[Records from a dataset]
>> Start

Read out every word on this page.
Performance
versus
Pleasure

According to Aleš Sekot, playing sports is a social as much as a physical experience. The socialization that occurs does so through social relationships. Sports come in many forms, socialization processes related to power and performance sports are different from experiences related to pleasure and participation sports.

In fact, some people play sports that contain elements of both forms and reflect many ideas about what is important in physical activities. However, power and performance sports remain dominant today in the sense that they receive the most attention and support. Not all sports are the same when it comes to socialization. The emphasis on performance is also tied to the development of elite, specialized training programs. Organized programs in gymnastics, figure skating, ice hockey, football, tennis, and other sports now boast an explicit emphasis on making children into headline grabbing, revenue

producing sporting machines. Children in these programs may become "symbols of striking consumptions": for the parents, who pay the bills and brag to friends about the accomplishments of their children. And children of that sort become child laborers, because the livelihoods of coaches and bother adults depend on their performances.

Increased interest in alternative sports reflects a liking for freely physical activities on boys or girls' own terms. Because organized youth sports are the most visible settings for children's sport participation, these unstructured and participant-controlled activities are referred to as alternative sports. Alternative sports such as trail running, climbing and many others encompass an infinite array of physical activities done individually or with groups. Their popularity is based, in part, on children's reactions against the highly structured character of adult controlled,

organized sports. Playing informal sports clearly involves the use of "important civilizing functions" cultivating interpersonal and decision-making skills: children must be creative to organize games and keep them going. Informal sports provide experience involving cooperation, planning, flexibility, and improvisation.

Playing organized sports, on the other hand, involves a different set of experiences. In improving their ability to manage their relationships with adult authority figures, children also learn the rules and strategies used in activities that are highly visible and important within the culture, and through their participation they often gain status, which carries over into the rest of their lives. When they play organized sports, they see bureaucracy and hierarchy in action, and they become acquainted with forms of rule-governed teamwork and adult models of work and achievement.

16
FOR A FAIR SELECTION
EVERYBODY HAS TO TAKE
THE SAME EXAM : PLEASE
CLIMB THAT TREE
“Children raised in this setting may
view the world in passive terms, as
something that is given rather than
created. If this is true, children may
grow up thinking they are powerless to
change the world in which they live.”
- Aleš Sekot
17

>> End

DIRECTION = Tell how many lines of the data above hold the string "participation". Give only the number.

RESPONSE TO THIS TASK = 3